:: Task to complete ::
Transcribe all of the records precisely as they are presented.

:: Provided entries ::

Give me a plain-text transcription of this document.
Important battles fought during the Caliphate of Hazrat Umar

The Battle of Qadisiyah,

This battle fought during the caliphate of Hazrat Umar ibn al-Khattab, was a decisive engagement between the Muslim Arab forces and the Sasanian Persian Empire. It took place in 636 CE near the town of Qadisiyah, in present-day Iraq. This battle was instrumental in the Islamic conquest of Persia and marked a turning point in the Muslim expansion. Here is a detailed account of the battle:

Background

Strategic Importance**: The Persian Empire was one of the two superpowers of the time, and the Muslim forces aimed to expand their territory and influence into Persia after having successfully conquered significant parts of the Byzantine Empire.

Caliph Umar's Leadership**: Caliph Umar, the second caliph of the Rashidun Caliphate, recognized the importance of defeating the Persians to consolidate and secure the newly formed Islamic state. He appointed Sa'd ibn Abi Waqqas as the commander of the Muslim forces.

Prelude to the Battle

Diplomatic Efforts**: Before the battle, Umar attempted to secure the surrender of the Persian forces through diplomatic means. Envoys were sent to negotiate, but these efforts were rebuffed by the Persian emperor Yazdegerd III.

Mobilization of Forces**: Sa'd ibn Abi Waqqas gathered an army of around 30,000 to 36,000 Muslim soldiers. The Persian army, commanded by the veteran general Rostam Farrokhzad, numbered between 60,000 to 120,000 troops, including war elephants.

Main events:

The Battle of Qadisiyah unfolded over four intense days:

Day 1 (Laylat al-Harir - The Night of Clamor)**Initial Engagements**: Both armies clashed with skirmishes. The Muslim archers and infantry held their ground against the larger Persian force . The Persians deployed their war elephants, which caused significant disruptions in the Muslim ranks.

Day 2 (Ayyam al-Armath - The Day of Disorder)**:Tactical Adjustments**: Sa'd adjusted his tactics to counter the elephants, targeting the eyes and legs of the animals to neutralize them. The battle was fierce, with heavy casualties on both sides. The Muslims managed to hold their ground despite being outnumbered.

:: Correct response ::
Give me a plain-text transcription of this document.
Important battles fought during the Caliphate of Hazrat Umar

The Battle of Qadisiyah,

This battle fought during the caliphate of Hazrat Umar ibn al-Khattab, was a decisive engagement between the Muslim Arab forces and the Sasanian Persian Empire. It took place in 636 CE near the town of Qadisiyah, in present-day Iraq. This battle was instrumental in the Islamic conquest of Persia and marked a turning point in the Muslim expansion. Here is a detailed account of the battle:

Background

Strategic Importance**: The Persian Empire was one of the two superpowers of the time, and the Muslim forces aimed to expand their territory and influence into Persia after having successfully conquered significant parts of the Byzantine Empire.

Caliph Umar's Leadership**: Caliph Umar, the second caliph of the Rashidun Caliphate, recognized the importance of defeating the Persians to consolidate and secure the newly formed Islamic state. He appointed Sa'd ibn Abi Waqqas as the commander of the Muslim forces.

Prelude to the Battle

Diplomatic Efforts**: Before the battle, Umar attempted to secure the surrender of the Persian forces through diplomatic means. Envoys were sent to negotiate, but these efforts were rebuffed by the Persian emperor Yazdegerd III.

Mobilization of Forces**: Sa'd ibn Abi Waqqas gathered an army of around 30,000 to 36,000 Muslim soldiers. The Persian army, commanded by the veteran general Rostam Farrokhzad, numbered between 60,000 to 120,000 troops, including war elephants.

Main events:

The Battle of Qadisiyah unfolded over four intense days:

Day 1 (Laylat al-Harir - The Night of Clamor)**Initial Engagements**: Both armies clashed with skirmishes. The Muslim archers and infantry held their ground against the larger Persian force . The Persians deployed their war elephants, which caused significant disruptions in the Muslim ranks.

Day 2 (Ayyam al-Armath - The Day of Disorder)**:Tactical Adjustments**: Sa'd adjusted his tactics to counter the elephants, targeting the eyes and legs of the animals to neutralize them. The battle was fierce, with heavy casualties on both sides. The Muslims managed to hold their ground despite being outnumbered.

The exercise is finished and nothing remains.